* _DIRECTION_
For the data below, report the number of lines that contain the string "Management" and nothing else.

+++

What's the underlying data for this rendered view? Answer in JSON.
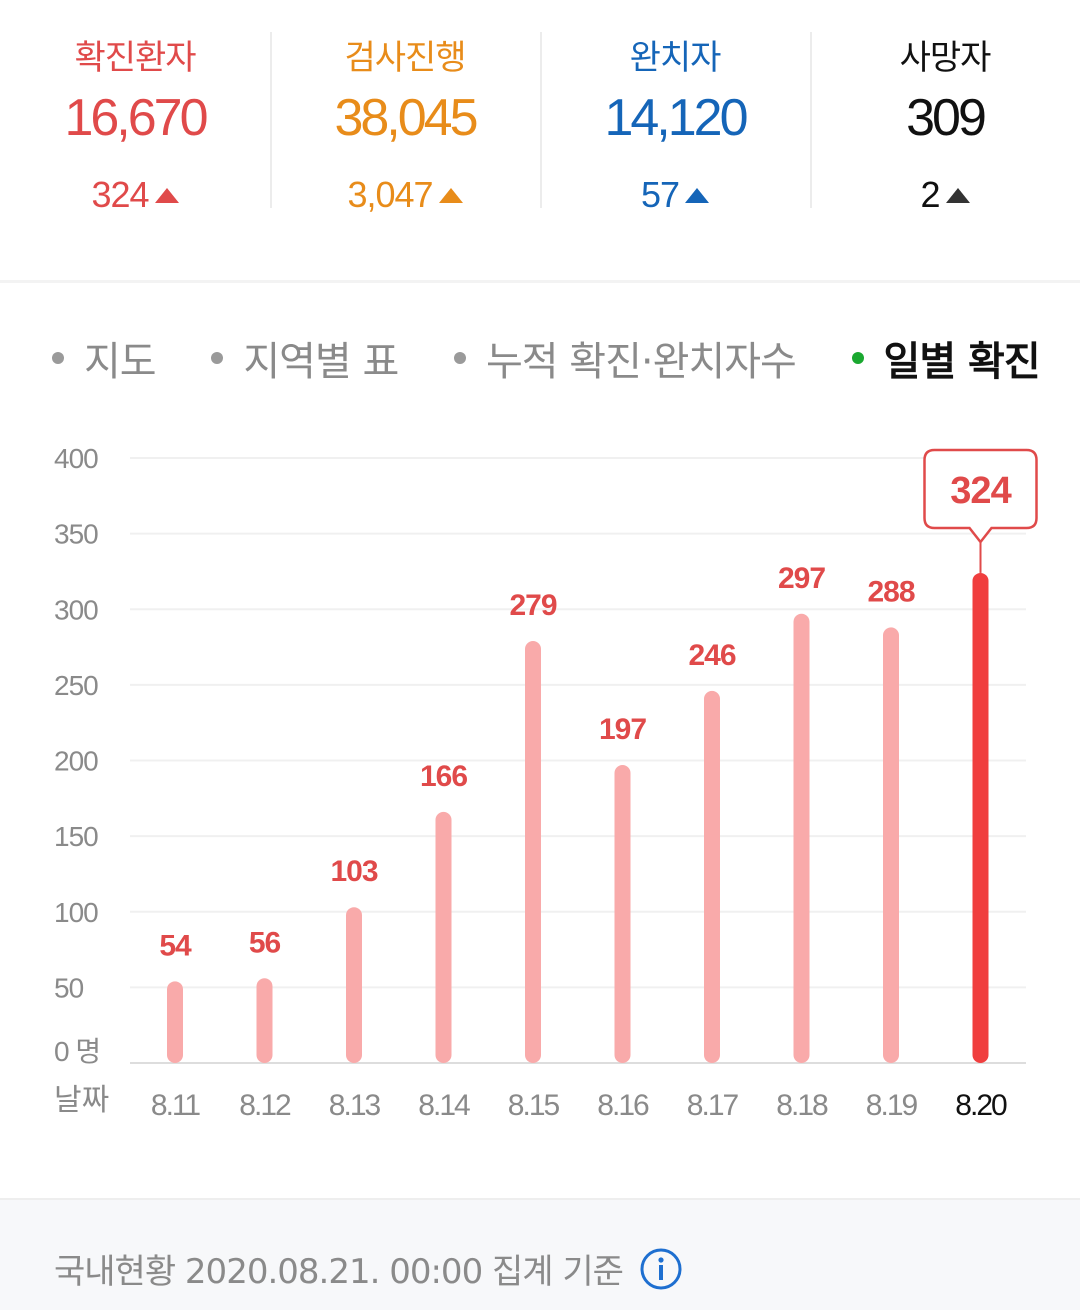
{
  "stats": [
    {
      "label": "확진환자",
      "value": "16,670",
      "delta": "324",
      "color": "#e04a4a"
    },
    {
      "label": "검사진행",
      "value": "38,045",
      "delta": "3,047",
      "color": "#e88c1a"
    },
    {
      "label": "완치자",
      "value": "14,120",
      "delta": "57",
      "color": "#1565b8"
    },
    {
      "label": "사망자",
      "value": "309",
      "delta": "2",
      "color": "#111111"
    }
  ],
  "tabs": [
    {
      "label": "지도",
      "active": false
    },
    {
      "label": "지역별 표",
      "active": false
    },
    {
      "label": "누적 확진·완치자수",
      "active": false
    },
    {
      "label": "일별 확진",
      "active": true
    }
  ],
  "chart_data": {
    "type": "bar",
    "categories": [
      "8.11",
      "8.12",
      "8.13",
      "8.14",
      "8.15",
      "8.16",
      "8.17",
      "8.18",
      "8.19",
      "8.20"
    ],
    "values": [
      54,
      56,
      103,
      166,
      279,
      197,
      246,
      297,
      288,
      324
    ],
    "highlight_index": 9,
    "highlight_label": "324",
    "yticks": [
      "0",
      "50",
      "100",
      "150",
      "200",
      "250",
      "300",
      "350",
      "400"
    ],
    "yunit": "명",
    "ylim": [
      0,
      400
    ],
    "xlabel": "날짜",
    "grid": true,
    "bar_color": "#f9aaaa",
    "highlight_color": "#f03e3e",
    "label_color": "#e04a4a"
  },
  "footer": {
    "text": "국내현황 2020.08.21. 00:00 집계 기준",
    "icon": "info-icon"
  }
}
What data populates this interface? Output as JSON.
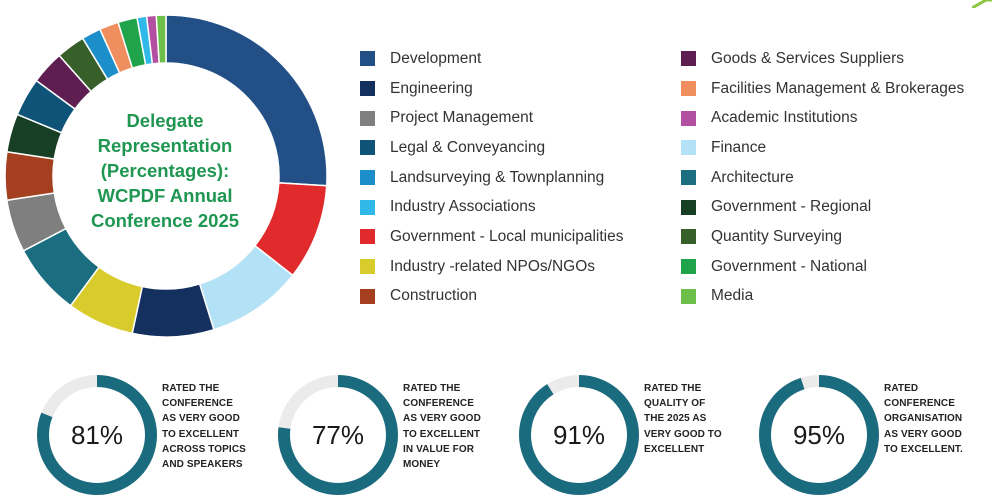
{
  "chart_data": {
    "type": "pie",
    "donut": true,
    "title_lines": [
      "Delegate",
      "Representation",
      "(Percentages):",
      "WCPDF Annual",
      "Conference 2025"
    ],
    "labels": [
      "Development",
      "Government - Local municipalities",
      "Finance",
      "Engineering",
      "Industry -related NPOs/NGOs",
      "Architecture",
      "Project Management",
      "Construction",
      "Government - Regional",
      "Legal & Conveyancing",
      "Goods & Services Suppliers",
      "Quantity Surveying",
      "Landsurveying & Townplanning",
      "Facilities Management & Brokerages",
      "Government - National",
      "Industry Associations",
      "Academic Institutions",
      "Media"
    ],
    "values": [
      27,
      10,
      10,
      8.5,
      7,
      7.5,
      5.5,
      5,
      4,
      4,
      3.5,
      3,
      2,
      2,
      2,
      1,
      1,
      1
    ],
    "colors": [
      "#214f86",
      "#e12a2b",
      "#b3e1f6",
      "#14305e",
      "#d8cb2c",
      "#1a6e80",
      "#7f7f7f",
      "#a4401f",
      "#173f24",
      "#0f5478",
      "#5e1e51",
      "#365f2a",
      "#1c8fcb",
      "#ef8e5f",
      "#1fa34b",
      "#2fb8e8",
      "#b24fa0",
      "#6cbf48"
    ]
  },
  "legend": {
    "left": [
      {
        "label": "Development",
        "color": "#214f86"
      },
      {
        "label": "Engineering",
        "color": "#14305e"
      },
      {
        "label": "Project Management",
        "color": "#7f7f7f"
      },
      {
        "label": "Legal & Conveyancing",
        "color": "#0f5478"
      },
      {
        "label": "Landsurveying & Townplanning",
        "color": "#1c8fcb"
      },
      {
        "label": "Industry Associations",
        "color": "#2fb8e8"
      },
      {
        "label": "Government - Local municipalities",
        "color": "#e12a2b"
      },
      {
        "label": "Industry -related NPOs/NGOs",
        "color": "#d8cb2c"
      },
      {
        "label": "Construction",
        "color": "#a4401f"
      }
    ],
    "right": [
      {
        "label": "Goods & Services Suppliers",
        "color": "#5e1e51"
      },
      {
        "label": "Facilities Management & Brokerages",
        "color": "#ef8e5f"
      },
      {
        "label": "Academic Institutions",
        "color": "#b24fa0"
      },
      {
        "label": "Finance",
        "color": "#b3e1f6"
      },
      {
        "label": "Architecture",
        "color": "#1a6e80"
      },
      {
        "label": "Government - Regional",
        "color": "#173f24"
      },
      {
        "label": "Quantity Surveying",
        "color": "#365f2a"
      },
      {
        "label": "Government - National",
        "color": "#1fa34b"
      },
      {
        "label": "Media",
        "color": "#6cbf48"
      }
    ]
  },
  "ratings": [
    {
      "percent": 81,
      "value_label": "81%",
      "lines": [
        "RATED THE",
        "CONFERENCE",
        "AS VERY GOOD",
        "TO EXCELLENT",
        "ACROSS TOPICS",
        "AND SPEAKERS"
      ]
    },
    {
      "percent": 77,
      "value_label": "77%",
      "lines": [
        "RATED THE",
        "CONFERENCE",
        "AS VERY GOOD",
        "TO EXCELLENT",
        "IN VALUE FOR",
        "MONEY"
      ]
    },
    {
      "percent": 91,
      "value_label": "91%",
      "lines": [
        "RATED THE",
        "QUALITY OF",
        "THE 2025 AS",
        "VERY GOOD TO",
        "EXCELLENT"
      ]
    },
    {
      "percent": 95,
      "value_label": "95%",
      "lines": [
        "RATED",
        "CONFERENCE",
        "ORGANISATION",
        "AS VERY GOOD",
        "TO EXCELLENT."
      ]
    }
  ],
  "colors": {
    "gauge_fill": "#1b6b7e",
    "gauge_track": "#ebebeb",
    "title_green": "#1f9652",
    "accent_green": "#8dc63f"
  }
}
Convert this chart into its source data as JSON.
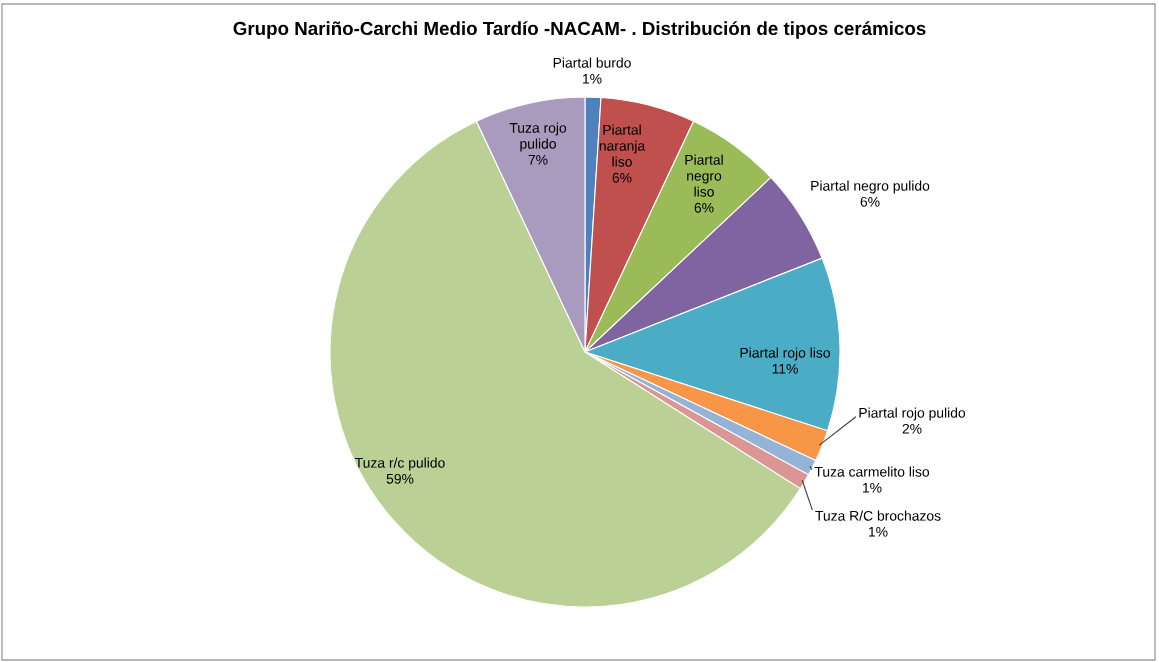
{
  "chart_data": {
    "type": "pie",
    "title": "Grupo Nariño-Carchi Medio Tardío -NACAM- . Distribución de tipos cerámicos",
    "categories": [
      "Piartal burdo",
      "Piartal naranja liso",
      "Piartal negro liso",
      "Piartal negro pulido",
      "Piartal rojo liso",
      "Piartal rojo pulido",
      "Tuza carmelito liso",
      "Tuza R/C brochazos",
      "Tuza r/c pulido",
      "Tuza rojo pulido"
    ],
    "values": [
      1,
      6,
      6,
      6,
      11,
      2,
      1,
      1,
      59,
      7
    ],
    "colors": [
      "#4f81bd",
      "#c0504d",
      "#9bbb59",
      "#8064a2",
      "#4bacc6",
      "#f79646",
      "#95b3d7",
      "#d99694",
      "#bbd095",
      "#a99bbd"
    ],
    "value_labels": [
      "1%",
      "6%",
      "6%",
      "6%",
      "11%",
      "2%",
      "1%",
      "1%",
      "59%",
      "7%"
    ]
  }
}
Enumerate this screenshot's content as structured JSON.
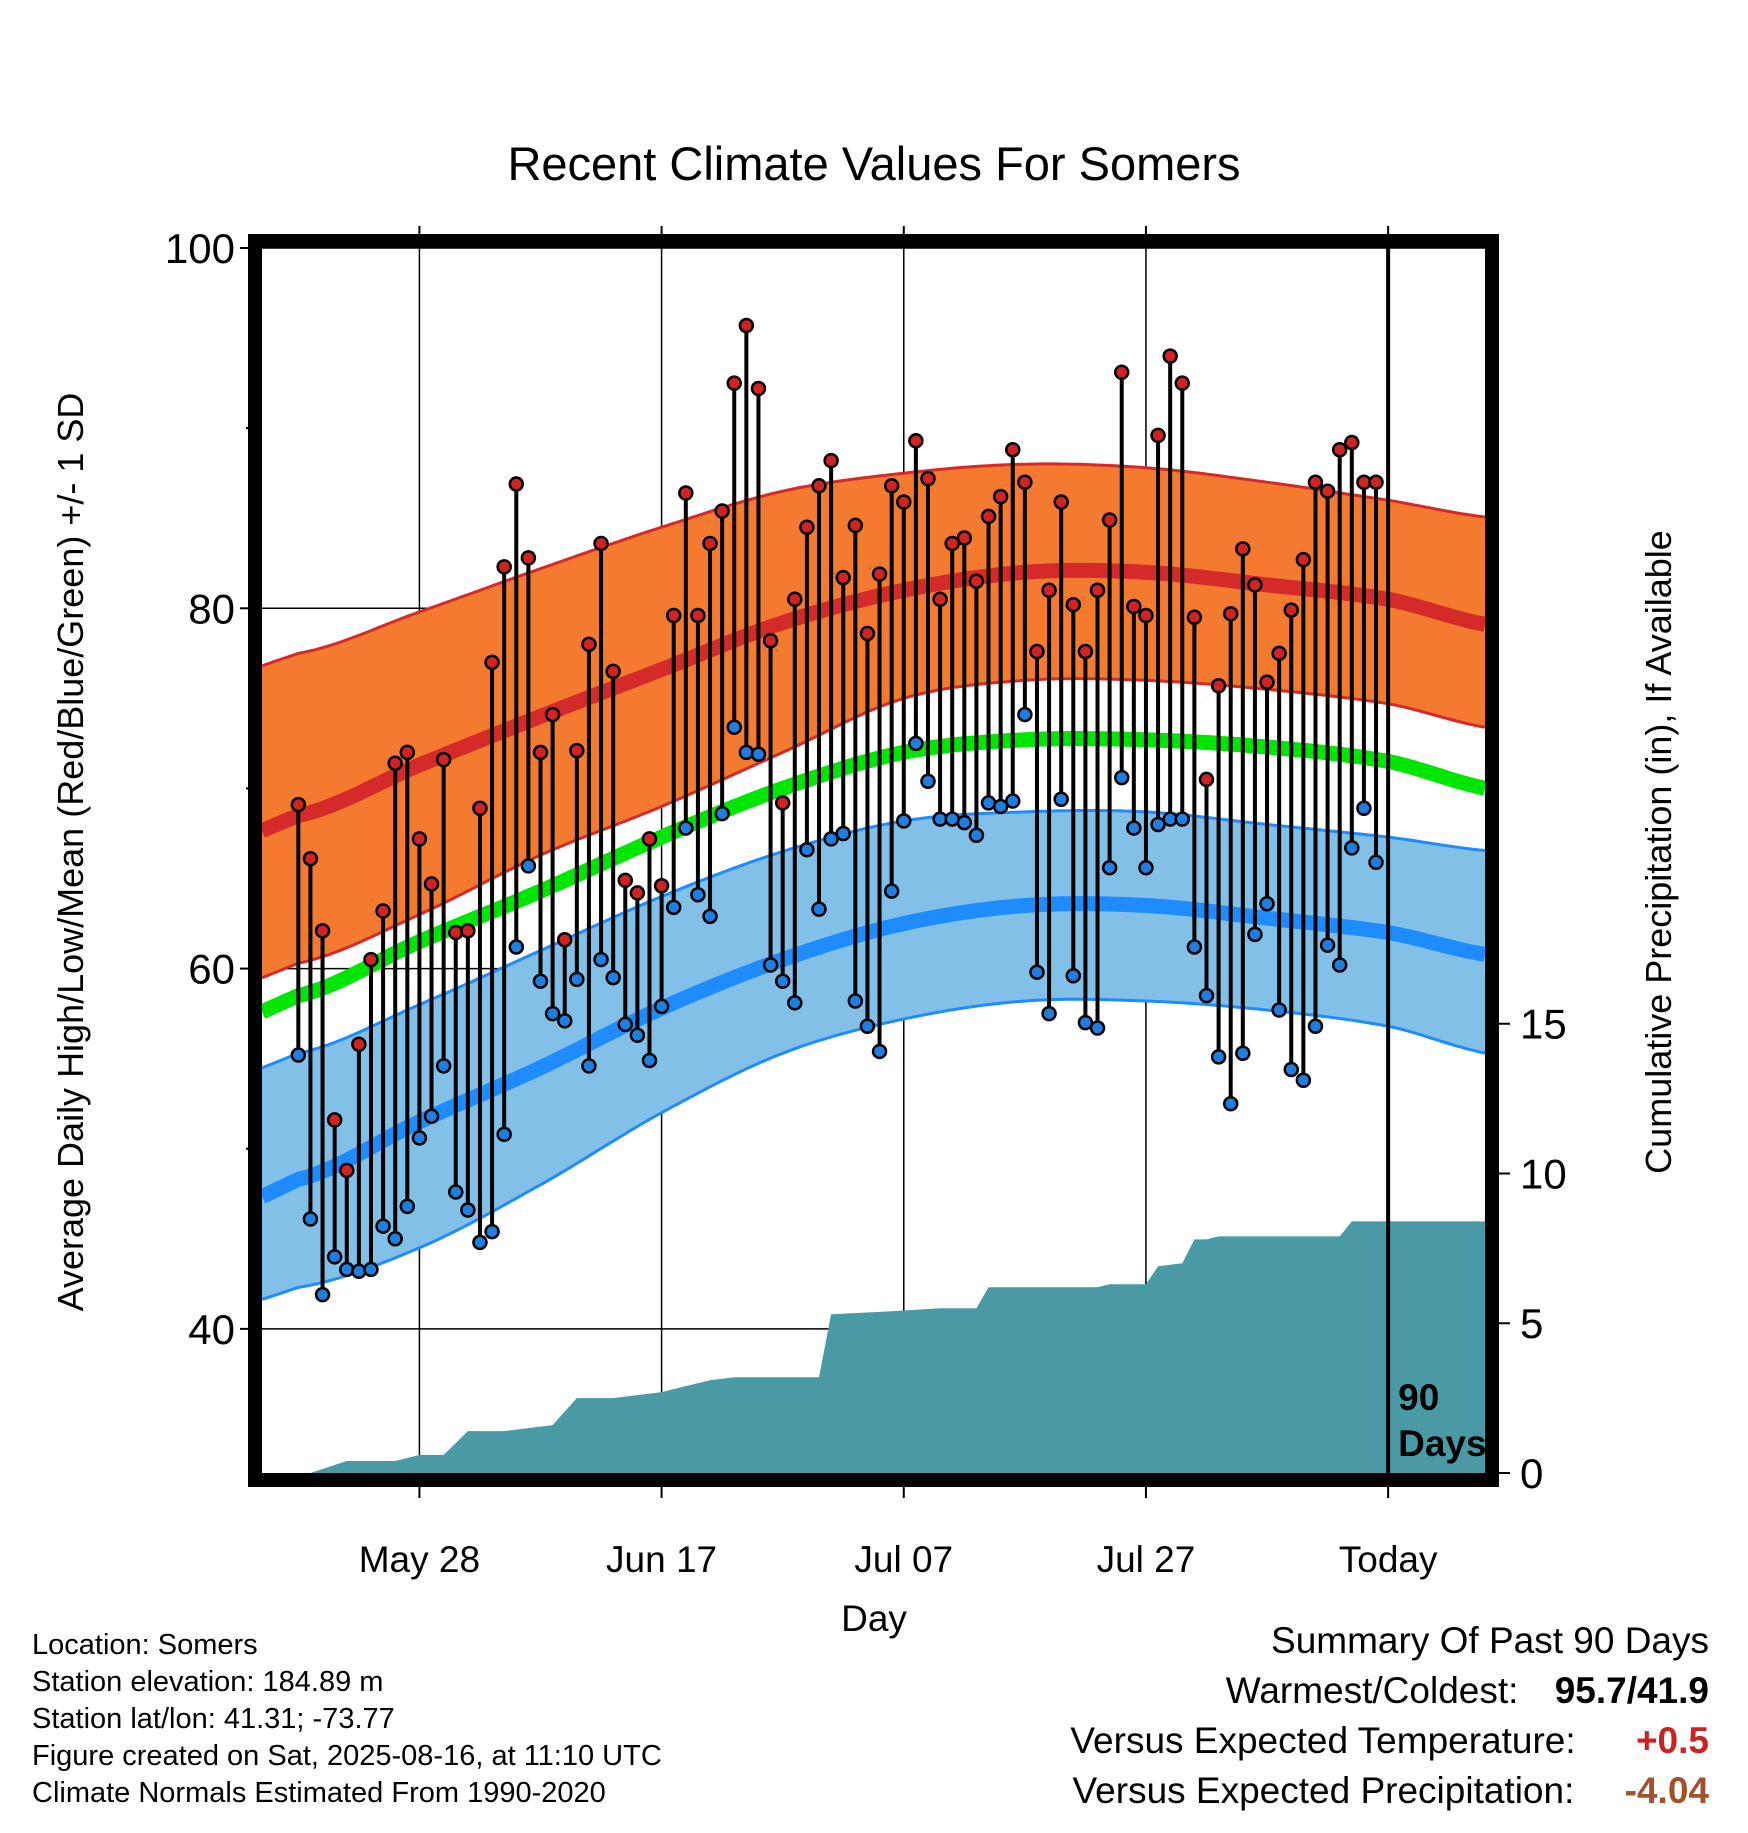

+++

* _EXERCISE SOLUTION_
4